*Entries provided*
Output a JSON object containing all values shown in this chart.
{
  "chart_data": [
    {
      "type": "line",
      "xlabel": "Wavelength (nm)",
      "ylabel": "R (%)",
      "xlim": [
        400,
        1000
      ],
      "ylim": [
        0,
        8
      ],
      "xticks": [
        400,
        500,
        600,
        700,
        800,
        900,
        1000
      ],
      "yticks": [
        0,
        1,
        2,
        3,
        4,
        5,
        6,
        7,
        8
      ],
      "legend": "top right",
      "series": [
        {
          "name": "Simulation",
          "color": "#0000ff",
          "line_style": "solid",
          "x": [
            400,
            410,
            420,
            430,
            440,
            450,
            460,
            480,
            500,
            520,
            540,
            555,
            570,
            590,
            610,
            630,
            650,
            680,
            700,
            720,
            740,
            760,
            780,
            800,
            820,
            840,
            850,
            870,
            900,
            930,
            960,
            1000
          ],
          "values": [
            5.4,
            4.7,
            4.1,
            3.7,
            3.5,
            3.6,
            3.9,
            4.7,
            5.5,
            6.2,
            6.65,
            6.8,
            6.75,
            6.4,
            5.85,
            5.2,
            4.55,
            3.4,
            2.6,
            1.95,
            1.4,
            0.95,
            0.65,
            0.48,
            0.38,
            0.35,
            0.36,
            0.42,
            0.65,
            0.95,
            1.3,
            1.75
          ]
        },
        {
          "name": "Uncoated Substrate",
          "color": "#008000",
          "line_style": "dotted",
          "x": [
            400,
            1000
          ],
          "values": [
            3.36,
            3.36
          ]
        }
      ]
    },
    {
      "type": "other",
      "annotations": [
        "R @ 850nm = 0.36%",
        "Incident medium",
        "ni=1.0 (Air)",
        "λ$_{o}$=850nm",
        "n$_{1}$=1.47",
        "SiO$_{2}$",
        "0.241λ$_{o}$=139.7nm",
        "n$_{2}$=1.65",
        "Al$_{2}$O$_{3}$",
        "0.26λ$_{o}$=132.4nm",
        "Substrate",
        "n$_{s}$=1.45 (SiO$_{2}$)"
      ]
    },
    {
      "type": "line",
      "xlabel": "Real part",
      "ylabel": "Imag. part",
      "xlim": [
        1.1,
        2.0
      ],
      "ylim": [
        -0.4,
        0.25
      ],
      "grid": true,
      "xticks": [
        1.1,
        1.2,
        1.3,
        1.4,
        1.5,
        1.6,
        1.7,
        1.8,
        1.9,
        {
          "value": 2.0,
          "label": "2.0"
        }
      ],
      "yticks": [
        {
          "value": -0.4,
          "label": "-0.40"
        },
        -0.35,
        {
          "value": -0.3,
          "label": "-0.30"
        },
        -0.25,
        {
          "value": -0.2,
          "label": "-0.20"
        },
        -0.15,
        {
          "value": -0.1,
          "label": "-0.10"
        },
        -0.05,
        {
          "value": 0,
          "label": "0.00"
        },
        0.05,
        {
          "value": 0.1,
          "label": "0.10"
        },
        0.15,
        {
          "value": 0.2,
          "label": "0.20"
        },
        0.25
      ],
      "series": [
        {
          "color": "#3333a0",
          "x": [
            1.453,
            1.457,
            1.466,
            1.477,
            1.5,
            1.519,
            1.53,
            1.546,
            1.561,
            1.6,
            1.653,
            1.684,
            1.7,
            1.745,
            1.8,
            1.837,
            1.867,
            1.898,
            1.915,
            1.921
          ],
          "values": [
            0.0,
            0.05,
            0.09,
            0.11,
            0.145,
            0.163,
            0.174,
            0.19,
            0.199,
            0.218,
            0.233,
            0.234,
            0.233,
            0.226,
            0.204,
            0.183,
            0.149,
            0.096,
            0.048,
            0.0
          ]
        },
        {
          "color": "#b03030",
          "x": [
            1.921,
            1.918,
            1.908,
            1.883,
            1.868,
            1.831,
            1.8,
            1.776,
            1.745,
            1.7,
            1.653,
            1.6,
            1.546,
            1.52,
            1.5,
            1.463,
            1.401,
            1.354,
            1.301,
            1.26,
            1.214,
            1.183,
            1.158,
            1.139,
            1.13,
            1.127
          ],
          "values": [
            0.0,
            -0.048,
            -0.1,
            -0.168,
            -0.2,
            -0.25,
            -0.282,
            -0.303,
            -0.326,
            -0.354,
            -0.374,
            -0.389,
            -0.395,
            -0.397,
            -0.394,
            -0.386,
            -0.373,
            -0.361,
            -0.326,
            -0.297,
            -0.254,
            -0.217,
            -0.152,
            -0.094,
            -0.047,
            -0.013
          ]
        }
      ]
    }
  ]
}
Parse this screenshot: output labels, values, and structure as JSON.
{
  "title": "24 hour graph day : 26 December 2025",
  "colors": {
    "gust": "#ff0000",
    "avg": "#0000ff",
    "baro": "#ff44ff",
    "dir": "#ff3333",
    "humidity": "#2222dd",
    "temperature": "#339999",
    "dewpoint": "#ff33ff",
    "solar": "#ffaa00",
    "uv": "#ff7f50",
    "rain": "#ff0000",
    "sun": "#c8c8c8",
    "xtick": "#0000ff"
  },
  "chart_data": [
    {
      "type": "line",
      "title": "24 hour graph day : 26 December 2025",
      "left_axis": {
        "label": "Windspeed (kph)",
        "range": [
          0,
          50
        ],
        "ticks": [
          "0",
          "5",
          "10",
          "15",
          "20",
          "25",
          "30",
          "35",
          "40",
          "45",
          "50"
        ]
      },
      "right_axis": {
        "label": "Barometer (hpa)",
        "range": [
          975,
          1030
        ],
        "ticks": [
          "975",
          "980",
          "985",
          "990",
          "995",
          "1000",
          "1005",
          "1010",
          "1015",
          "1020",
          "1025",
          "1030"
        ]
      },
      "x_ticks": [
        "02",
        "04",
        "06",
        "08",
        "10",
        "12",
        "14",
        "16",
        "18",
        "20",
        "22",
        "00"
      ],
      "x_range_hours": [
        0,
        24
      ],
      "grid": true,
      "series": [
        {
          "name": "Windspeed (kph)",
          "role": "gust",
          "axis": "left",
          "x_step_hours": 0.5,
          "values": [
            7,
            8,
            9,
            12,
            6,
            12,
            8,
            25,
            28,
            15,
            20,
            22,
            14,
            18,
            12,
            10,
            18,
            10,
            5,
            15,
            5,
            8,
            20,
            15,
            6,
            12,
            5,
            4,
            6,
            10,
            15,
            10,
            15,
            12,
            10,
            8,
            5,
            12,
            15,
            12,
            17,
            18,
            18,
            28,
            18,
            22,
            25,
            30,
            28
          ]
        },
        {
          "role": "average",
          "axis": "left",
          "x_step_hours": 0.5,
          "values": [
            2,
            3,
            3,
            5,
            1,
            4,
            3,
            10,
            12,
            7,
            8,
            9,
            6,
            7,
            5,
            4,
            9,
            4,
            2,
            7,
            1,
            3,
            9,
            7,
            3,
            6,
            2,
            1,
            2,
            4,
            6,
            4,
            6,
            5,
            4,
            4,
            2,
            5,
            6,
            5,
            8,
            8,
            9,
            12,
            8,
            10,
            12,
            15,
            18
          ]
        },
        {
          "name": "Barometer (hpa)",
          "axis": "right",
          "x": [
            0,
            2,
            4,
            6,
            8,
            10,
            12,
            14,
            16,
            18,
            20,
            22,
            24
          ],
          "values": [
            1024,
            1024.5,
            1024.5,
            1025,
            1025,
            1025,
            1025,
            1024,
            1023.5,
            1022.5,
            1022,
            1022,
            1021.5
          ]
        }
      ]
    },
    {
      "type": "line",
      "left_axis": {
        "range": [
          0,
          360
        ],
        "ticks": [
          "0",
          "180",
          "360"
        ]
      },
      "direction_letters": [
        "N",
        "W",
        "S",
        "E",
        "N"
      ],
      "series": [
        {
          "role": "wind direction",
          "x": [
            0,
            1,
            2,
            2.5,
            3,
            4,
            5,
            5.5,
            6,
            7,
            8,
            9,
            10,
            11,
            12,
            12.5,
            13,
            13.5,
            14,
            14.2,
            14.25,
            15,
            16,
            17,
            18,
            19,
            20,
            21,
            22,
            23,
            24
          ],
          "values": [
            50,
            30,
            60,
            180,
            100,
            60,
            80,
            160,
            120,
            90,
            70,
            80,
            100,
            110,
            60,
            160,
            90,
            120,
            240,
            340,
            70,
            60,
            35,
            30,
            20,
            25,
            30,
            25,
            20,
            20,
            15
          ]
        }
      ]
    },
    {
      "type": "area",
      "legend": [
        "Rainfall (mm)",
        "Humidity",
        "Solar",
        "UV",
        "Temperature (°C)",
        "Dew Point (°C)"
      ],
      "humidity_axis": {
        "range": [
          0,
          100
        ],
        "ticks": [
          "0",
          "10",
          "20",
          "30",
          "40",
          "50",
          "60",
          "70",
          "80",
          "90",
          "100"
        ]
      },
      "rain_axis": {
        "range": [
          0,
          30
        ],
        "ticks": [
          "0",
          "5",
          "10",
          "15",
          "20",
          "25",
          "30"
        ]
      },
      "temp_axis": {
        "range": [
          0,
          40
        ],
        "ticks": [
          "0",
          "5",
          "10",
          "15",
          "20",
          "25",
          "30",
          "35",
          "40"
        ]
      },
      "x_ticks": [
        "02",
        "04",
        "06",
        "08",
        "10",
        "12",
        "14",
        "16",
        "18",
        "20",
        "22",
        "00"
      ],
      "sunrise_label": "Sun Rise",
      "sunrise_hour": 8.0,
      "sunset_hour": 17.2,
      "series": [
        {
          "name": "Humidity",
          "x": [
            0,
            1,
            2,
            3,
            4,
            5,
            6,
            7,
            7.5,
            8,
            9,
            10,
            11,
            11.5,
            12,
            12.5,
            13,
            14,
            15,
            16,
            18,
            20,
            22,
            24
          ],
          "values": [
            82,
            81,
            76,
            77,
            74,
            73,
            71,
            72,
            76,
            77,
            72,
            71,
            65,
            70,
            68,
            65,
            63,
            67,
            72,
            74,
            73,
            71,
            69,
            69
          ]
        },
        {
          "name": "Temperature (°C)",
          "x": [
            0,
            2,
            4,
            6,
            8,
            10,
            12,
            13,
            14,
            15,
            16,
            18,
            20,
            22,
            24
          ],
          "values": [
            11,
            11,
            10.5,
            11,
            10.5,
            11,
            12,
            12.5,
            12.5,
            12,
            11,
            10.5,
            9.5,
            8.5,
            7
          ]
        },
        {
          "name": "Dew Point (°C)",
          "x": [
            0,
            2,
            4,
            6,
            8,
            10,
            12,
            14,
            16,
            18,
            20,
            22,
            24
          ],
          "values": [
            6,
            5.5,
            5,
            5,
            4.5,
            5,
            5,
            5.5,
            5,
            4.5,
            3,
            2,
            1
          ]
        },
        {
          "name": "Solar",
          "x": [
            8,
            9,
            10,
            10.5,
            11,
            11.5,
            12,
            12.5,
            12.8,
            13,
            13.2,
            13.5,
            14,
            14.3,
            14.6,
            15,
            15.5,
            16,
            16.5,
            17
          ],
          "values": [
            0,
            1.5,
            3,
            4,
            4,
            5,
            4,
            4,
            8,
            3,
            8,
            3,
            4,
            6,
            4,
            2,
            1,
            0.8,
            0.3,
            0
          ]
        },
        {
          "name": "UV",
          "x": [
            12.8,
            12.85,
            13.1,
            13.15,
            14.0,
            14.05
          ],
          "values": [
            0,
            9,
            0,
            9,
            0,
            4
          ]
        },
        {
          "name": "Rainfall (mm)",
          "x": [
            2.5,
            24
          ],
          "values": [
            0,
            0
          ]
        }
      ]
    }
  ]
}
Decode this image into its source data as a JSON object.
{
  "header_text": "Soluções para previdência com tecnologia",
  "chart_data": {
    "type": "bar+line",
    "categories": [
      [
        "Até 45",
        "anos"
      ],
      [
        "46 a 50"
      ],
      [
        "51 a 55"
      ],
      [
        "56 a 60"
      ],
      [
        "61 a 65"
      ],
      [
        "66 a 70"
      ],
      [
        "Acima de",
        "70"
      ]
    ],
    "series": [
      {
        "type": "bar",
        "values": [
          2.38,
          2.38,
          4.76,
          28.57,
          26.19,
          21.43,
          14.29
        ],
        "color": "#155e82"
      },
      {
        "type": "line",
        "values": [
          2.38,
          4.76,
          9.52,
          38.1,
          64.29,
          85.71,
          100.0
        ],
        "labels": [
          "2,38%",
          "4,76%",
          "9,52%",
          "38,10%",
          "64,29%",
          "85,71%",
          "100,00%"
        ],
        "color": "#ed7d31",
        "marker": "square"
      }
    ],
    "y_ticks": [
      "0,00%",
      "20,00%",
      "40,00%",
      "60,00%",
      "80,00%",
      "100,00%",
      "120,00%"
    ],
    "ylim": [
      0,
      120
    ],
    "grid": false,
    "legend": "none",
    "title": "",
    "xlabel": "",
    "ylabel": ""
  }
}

*What the exercise asks*
Find "Decode this image" in the data above, then repeat that line and all lines after it exactly, ending with the final line.

*Complete output*
Decode this image into its source data as a JSON object.
{
  "header_text": "Soluções para previdência com tecnologia",
  "chart_data": {
    "type": "bar+line",
    "categories": [
      [
        "Até 45",
        "anos"
      ],
      [
        "46 a 50"
      ],
      [
        "51 a 55"
      ],
      [
        "56 a 60"
      ],
      [
        "61 a 65"
      ],
      [
        "66 a 70"
      ],
      [
        "Acima de",
        "70"
      ]
    ],
    "series": [
      {
        "type": "bar",
        "values": [
          2.38,
          2.38,
          4.76,
          28.57,
          26.19,
          21.43,
          14.29
        ],
        "color": "#155e82"
      },
      {
        "type": "line",
        "values": [
          2.38,
          4.76,
          9.52,
          38.1,
          64.29,
          85.71,
          100.0
        ],
        "labels": [
          "2,38%",
          "4,76%",
          "9,52%",
          "38,10%",
          "64,29%",
          "85,71%",
          "100,00%"
        ],
        "color": "#ed7d31",
        "marker": "square"
      }
    ],
    "y_ticks": [
      "0,00%",
      "20,00%",
      "40,00%",
      "60,00%",
      "80,00%",
      "100,00%",
      "120,00%"
    ],
    "ylim": [
      0,
      120
    ],
    "grid": false,
    "legend": "none",
    "title": "",
    "xlabel": "",
    "ylabel": ""
  }
}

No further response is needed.